* [Entries supplied]:
════

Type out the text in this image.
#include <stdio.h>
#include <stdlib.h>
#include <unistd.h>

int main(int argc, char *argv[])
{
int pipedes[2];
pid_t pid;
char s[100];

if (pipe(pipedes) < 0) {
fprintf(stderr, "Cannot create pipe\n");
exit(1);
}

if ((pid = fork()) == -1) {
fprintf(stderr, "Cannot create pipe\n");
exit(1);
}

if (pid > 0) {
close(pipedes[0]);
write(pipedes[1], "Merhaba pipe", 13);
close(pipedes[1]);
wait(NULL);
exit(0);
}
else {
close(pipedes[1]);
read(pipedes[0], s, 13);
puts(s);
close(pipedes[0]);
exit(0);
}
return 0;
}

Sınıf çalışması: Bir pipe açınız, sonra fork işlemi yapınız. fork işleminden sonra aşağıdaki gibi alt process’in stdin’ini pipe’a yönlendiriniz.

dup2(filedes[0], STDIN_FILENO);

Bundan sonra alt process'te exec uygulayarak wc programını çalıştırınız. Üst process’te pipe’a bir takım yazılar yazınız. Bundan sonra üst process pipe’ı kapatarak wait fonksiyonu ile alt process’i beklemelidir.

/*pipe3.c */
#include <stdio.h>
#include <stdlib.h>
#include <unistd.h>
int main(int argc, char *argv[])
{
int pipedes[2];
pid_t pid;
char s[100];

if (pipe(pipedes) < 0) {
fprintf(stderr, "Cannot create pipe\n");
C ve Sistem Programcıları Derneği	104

════

* [Problem to solve]: Where a line holds "wait", copy it out.

* [Task answer]:
wait(NULL);
Bundan sonra alt process'te exec uygulayarak wc programını çalıştırınız. Üst process’te pipe’a bir takım yazılar yazınız. Bundan sonra üst process pipe’ı kapatarak wait fonksiyonu ile alt process’i beklemelidir.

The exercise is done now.